## Extrait du texte

Post-Covid 19 : « ResiliArt », un mouvement mondial, lancé par l’UNESCO
Comme l’éducation artistique ne peut se faire sans les artistes et que ces derniers sont confrontés dans le monde entier à l’impact du Covid-19, il fallait s’organiser pour débattre de leur avenir et préparer celui des générations futures. C’est pour discuter de ces thèmes qu’a été lancé « ResiliArt », un mouvement mondial, créé par l’Organisation des Nations Unies pour l’Education, la Science et la Culture (UNESCO), lors de la célébration de la Journée mondiale de l’art, le 15 avril 2020. Cet événement a été marqué par un débat en partenariat avec la Confédération internationale des sociétés d’auteurs et compositeurs (CISAC). Jean-Michel Jarre, Yasmina Khadra, Deeyah Khan, Angélique Kidjo, Nina Obuljen-Koržinek et Luis Puenzo, artistes reconnus internationalement, ont participé à ce débat, suivi sur internet par des milliers de personnes à travers le Globe.

« ResiliArt a été créé pour débattre de l’impact considérable du Covid-19 sur le secteur culturel. Au 14 avril dernier, 128 pays ont fermé toutes leurs institutions culturelles, 32 pays les ont fermées partiellement, et l’industrie cinématographique mondiale a enregistré une perte de revenus de 7 milliards de dollars américains », ont indiqué les organisateurs. Les dégâts engendrés à toute la chaîne de valeur de la culture auront des répercussions durables sur l’économie créative. A cet effet, ResiliArt vise à faire de cet événement une occasion pour que la sensibilisation et le partage des informations continuent durant la période post-Covid 19.

Le premier débat de ResiliArt s’est intéressé aux questions urgentes « affectant les moyens de subsistance des professionnels de la culture et l’intégrité du secteur culturel, y compris les droits sociaux et économiques des artistes, la protection du droit d’auteur, la numérisation de contenus et la liberté d’expression. ResiliArt vise à placer ces questions en tête de l’agenda international », ont-ils ajouté.

Repères

Adeptes de l’art urbain
L’appel à projets exceptionnel du Service de coopération et d’action culturelle de l’Ambassade de France, lancé cette année dans un contexte Covid-19, vise à soutenir un secteur fragilisé par la crise sanitaire et à renforcer la cohésion sociale, tout en facilitant la mise en place d’actions artistiques en faveur des populations défavorisées.
Réinventer le monde
Selon l’UNESCO, « l’éducation artistique est une clé pour former des générations capables de réinventer le monde dont elles héritent ». Dans ce registre, l’organisation onusienne qui se fixe de promouvoir l’éducation artistique a organisé, en 2006 au Portugal, une conférence mondiale sur le thème «Développer les capacités créatrices pour le 21ème siècle » qui s’est achevée par l’adoption de la Feuille de route de Lisbonne. Ce rendez-vous international a été suivi par une deuxième conférence en Corée du Sud en 2010 et qui s’est achevée par l’adoption de « L’Agenda de Séoul : objectifs pour le développement de l’éducation artistique ». Enfin, l’UNESCO a proclamé la 4ème semaine du mois de mai «Semaine internationale de l’éducation artistique ».

## Entrées fournies
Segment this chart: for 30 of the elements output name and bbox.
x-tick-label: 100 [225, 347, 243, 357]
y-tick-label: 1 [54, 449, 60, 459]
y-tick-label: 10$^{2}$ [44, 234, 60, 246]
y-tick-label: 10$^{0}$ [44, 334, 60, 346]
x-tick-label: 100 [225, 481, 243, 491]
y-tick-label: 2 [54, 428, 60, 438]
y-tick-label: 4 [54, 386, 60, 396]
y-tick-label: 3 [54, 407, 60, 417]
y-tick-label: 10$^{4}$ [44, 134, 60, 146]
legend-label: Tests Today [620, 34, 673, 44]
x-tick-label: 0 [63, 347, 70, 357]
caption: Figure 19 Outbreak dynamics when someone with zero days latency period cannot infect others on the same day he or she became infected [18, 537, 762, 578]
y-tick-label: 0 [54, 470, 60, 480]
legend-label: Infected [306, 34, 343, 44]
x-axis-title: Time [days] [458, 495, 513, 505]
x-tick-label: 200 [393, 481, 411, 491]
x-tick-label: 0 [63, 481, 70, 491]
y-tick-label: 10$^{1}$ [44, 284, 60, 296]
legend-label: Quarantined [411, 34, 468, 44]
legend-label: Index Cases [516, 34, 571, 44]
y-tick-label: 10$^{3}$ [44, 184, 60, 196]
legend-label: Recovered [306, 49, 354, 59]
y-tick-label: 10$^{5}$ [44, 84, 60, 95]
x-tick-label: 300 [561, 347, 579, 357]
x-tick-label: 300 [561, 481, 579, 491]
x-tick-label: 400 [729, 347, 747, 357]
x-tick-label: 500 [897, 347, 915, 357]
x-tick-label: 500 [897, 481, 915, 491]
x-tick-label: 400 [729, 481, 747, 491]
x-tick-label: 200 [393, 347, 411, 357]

## Marche à suivre
Recopiez sans rien modifier le passage de l'article sur ResiliArt qui va de « Adeptes de l’art » jusqu'à « des populations défavorisées. » inclus.

## Réponse
Adeptes de l’art urbain
L’appel à projets exceptionnel du Service de coopération et d’action culturelle de l’Ambassade de France, lancé cette année dans un contexte Covid-19, vise à soutenir un secteur fragilisé par la crise sanitaire et à renforcer la cohésion sociale, tout en facilitant la mise en place d’actions artistiques en faveur des populations défavorisées.